- [To do]:
From the entries that follow, pick out all lines holding "mencapai".

-- begin --

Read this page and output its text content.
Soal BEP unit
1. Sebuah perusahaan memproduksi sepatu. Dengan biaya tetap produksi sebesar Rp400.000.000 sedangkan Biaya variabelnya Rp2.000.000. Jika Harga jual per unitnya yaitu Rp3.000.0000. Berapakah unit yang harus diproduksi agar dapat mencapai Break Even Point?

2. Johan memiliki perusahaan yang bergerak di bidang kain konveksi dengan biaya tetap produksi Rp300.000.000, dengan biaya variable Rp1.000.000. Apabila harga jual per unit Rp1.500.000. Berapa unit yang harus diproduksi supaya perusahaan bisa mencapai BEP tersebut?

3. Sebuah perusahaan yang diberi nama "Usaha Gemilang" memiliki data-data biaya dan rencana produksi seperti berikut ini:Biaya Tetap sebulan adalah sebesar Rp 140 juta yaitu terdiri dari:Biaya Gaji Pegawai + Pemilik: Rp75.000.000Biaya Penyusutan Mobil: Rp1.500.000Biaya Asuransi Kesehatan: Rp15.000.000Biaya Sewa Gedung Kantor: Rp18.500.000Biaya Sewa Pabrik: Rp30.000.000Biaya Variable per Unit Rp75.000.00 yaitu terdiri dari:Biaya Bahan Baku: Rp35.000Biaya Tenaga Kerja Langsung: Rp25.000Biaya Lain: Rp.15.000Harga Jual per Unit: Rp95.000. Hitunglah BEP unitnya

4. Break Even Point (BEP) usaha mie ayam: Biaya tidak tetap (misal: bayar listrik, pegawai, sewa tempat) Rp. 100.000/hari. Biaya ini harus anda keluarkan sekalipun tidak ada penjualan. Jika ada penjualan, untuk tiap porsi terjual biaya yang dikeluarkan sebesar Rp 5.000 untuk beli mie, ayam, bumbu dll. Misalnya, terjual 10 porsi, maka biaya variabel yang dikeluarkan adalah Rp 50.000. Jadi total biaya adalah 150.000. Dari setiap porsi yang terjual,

-- end --

- [Output for this exercise]:
1. Sebuah perusahaan memproduksi sepatu. Dengan biaya tetap produksi sebesar Rp400.000.000 sedangkan Biaya variabelnya Rp2.000.000. Jika Harga jual per unitnya yaitu Rp3.000.0000. Berapakah unit yang harus diproduksi agar dapat mencapai Break Even Point?
2. Johan memiliki perusahaan yang bergerak di bidang kain konveksi dengan biaya tetap produksi Rp300.000.000, dengan biaya variable Rp1.000.000. Apabila harga jual per unit Rp1.500.000. Berapa unit yang harus diproduksi supaya perusahaan bisa mencapai BEP tersebut?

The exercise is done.